→ SHORT PROBLEM
Restate the entries below word for word, omitting nothing.

→ Data records
>> Begin
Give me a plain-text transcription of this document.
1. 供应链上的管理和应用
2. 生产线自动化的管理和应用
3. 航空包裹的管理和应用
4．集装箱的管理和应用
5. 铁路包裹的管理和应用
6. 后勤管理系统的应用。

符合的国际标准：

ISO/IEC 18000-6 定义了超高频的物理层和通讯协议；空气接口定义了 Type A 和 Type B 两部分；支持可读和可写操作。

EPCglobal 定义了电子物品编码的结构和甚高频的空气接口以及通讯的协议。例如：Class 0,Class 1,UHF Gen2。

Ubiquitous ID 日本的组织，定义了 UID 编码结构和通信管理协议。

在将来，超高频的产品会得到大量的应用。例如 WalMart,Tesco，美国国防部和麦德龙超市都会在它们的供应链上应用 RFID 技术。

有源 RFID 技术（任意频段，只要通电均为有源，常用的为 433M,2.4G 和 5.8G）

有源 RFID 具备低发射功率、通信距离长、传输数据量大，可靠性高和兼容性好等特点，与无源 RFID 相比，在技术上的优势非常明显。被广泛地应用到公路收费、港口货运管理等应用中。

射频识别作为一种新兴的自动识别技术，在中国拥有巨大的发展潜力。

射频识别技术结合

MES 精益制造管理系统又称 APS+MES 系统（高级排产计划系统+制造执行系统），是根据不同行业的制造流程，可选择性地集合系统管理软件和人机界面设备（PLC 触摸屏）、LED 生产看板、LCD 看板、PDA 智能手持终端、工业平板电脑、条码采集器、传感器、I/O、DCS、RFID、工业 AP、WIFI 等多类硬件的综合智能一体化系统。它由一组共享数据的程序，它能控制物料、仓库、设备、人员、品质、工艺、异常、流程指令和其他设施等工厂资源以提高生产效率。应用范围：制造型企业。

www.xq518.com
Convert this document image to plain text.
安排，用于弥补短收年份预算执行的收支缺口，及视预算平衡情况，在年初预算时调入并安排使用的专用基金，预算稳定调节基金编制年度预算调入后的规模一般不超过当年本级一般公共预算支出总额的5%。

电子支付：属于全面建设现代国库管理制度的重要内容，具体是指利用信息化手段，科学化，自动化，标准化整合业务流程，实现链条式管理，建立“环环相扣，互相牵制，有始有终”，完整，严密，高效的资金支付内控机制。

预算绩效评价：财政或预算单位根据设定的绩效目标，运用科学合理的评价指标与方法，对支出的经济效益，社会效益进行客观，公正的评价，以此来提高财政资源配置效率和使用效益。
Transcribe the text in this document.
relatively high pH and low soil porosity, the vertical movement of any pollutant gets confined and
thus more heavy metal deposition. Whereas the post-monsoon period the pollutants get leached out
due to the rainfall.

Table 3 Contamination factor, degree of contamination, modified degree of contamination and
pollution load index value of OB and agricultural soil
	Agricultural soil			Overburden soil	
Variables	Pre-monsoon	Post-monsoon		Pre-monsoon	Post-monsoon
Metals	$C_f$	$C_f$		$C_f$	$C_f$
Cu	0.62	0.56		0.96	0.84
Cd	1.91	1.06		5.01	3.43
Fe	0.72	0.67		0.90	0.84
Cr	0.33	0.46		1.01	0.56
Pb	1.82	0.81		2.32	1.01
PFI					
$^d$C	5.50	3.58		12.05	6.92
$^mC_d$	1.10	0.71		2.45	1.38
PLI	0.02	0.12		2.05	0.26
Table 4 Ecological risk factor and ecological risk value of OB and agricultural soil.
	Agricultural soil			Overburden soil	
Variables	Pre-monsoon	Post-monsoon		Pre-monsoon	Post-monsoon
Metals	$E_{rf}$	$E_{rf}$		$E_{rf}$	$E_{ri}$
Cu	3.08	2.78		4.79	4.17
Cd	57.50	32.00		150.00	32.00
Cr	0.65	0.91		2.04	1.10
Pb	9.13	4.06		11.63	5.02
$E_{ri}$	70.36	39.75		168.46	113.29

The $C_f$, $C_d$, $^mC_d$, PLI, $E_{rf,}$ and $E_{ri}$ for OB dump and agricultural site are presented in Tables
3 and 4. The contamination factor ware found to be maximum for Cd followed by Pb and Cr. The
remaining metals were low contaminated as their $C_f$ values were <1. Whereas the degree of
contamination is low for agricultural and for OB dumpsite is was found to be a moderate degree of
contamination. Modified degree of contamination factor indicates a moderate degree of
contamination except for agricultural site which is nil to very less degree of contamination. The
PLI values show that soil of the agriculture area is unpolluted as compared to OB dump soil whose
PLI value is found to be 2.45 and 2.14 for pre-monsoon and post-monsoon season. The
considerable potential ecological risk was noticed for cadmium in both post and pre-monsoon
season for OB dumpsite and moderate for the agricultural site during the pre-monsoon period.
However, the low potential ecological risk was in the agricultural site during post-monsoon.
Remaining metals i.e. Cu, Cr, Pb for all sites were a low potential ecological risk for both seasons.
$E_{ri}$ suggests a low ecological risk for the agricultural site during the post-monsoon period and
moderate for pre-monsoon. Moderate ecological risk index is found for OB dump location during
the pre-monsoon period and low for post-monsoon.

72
>> End
→ COMPLETED EXERCISE
Give me a plain-text transcription of this document.
1. 供应链上的管理和应用
2. 生产线自动化的管理和应用
3. 航空包裹的管理和应用
4．集装箱的管理和应用
5. 铁路包裹的管理和应用
6. 后勤管理系统的应用。

符合的国际标准：

ISO/IEC 18000-6 定义了超高频的物理层和通讯协议；空气接口定义了 Type A 和 Type B 两部分；支持可读和可写操作。

EPCglobal 定义了电子物品编码的结构和甚高频的空气接口以及通讯的协议。例如：Class 0,Class 1,UHF Gen2。

Ubiquitous ID 日本的组织，定义了 UID 编码结构和通信管理协议。

在将来，超高频的产品会得到大量的应用。例如 WalMart,Tesco，美国国防部和麦德龙超市都会在它们的供应链上应用 RFID 技术。

有源 RFID 技术（任意频段，只要通电均为有源，常用的为 433M,2.4G 和 5.8G）

有源 RFID 具备低发射功率、通信距离长、传输数据量大，可靠性高和兼容性好等特点，与无源 RFID 相比，在技术上的优势非常明显。被广泛地应用到公路收费、港口货运管理等应用中。

射频识别作为一种新兴的自动识别技术，在中国拥有巨大的发展潜力。

射频识别技术结合

MES 精益制造管理系统又称 APS+MES 系统（高级排产计划系统+制造执行系统），是根据不同行业的制造流程，可选择性地集合系统管理软件和人机界面设备（PLC 触摸屏）、LED 生产看板、LCD 看板、PDA 智能手持终端、工业平板电脑、条码采集器、传感器、I/O、DCS、RFID、工业 AP、WIFI 等多类硬件的综合智能一体化系统。它由一组共享数据的程序，它能控制物料、仓库、设备、人员、品质、工艺、异常、流程指令和其他设施等工厂资源以提高生产效率。应用范围：制造型企业。

www.xq518.com
Convert this document image to plain text.
安排，用于弥补短收年份预算执行的收支缺口，及视预算平衡情况，在年初预算时调入并安排使用的专用基金，预算稳定调节基金编制年度预算调入后的规模一般不超过当年本级一般公共预算支出总额的5%。

电子支付：属于全面建设现代国库管理制度的重要内容，具体是指利用信息化手段，科学化，自动化，标准化整合业务流程，实现链条式管理，建立“环环相扣，互相牵制，有始有终”，完整，严密，高效的资金支付内控机制。

预算绩效评价：财政或预算单位根据设定的绩效目标，运用科学合理的评价指标与方法，对支出的经济效益，社会效益进行客观，公正的评价，以此来提高财政资源配置效率和使用效益。
Transcribe the text in this document.
relatively high pH and low soil porosity, the vertical movement of any pollutant gets confined and
thus more heavy metal deposition. Whereas the post-monsoon period the pollutants get leached out
due to the rainfall.

Table 3 Contamination factor, degree of contamination, modified degree of contamination and
pollution load index value of OB and agricultural soil
	Agricultural soil			Overburden soil	
Variables	Pre-monsoon	Post-monsoon		Pre-monsoon	Post-monsoon
Metals	$C_f$	$C_f$		$C_f$	$C_f$
Cu	0.62	0.56		0.96	0.84
Cd	1.91	1.06		5.01	3.43
Fe	0.72	0.67		0.90	0.84
Cr	0.33	0.46		1.01	0.56
Pb	1.82	0.81		2.32	1.01
PFI					
$^d$C	5.50	3.58		12.05	6.92
$^mC_d$	1.10	0.71		2.45	1.38
PLI	0.02	0.12		2.05	0.26
Table 4 Ecological risk factor and ecological risk value of OB and agricultural soil.
	Agricultural soil			Overburden soil	
Variables	Pre-monsoon	Post-monsoon		Pre-monsoon	Post-monsoon
Metals	$E_{rf}$	$E_{rf}$		$E_{rf}$	$E_{ri}$
Cu	3.08	2.78		4.79	4.17
Cd	57.50	32.00		150.00	32.00
Cr	0.65	0.91		2.04	1.10
Pb	9.13	4.06		11.63	5.02
$E_{ri}$	70.36	39.75		168.46	113.29

The $C_f$, $C_d$, $^mC_d$, PLI, $E_{rf,}$ and $E_{ri}$ for OB dump and agricultural site are presented in Tables
3 and 4. The contamination factor ware found to be maximum for Cd followed by Pb and Cr. The
remaining metals were low contaminated as their $C_f$ values were <1. Whereas the degree of
contamination is low for agricultural and for OB dumpsite is was found to be a moderate degree of
contamination. Modified degree of contamination factor indicates a moderate degree of
contamination except for agricultural site which is nil to very less degree of contamination. The
PLI values show that soil of the agriculture area is unpolluted as compared to OB dump soil whose
PLI value is found to be 2.45 and 2.14 for pre-monsoon and post-monsoon season. The
considerable potential ecological risk was noticed for cadmium in both post and pre-monsoon
season for OB dumpsite and moderate for the agricultural site during the pre-monsoon period.
However, the low potential ecological risk was in the agricultural site during post-monsoon.
Remaining metals i.e. Cu, Cr, Pb for all sites were a low potential ecological risk for both seasons.
$E_{ri}$ suggests a low ecological risk for the agricultural site during the post-monsoon period and
moderate for pre-monsoon. Moderate ecological risk index is found for OB dump location during
the pre-monsoon period and low for post-monsoon.

72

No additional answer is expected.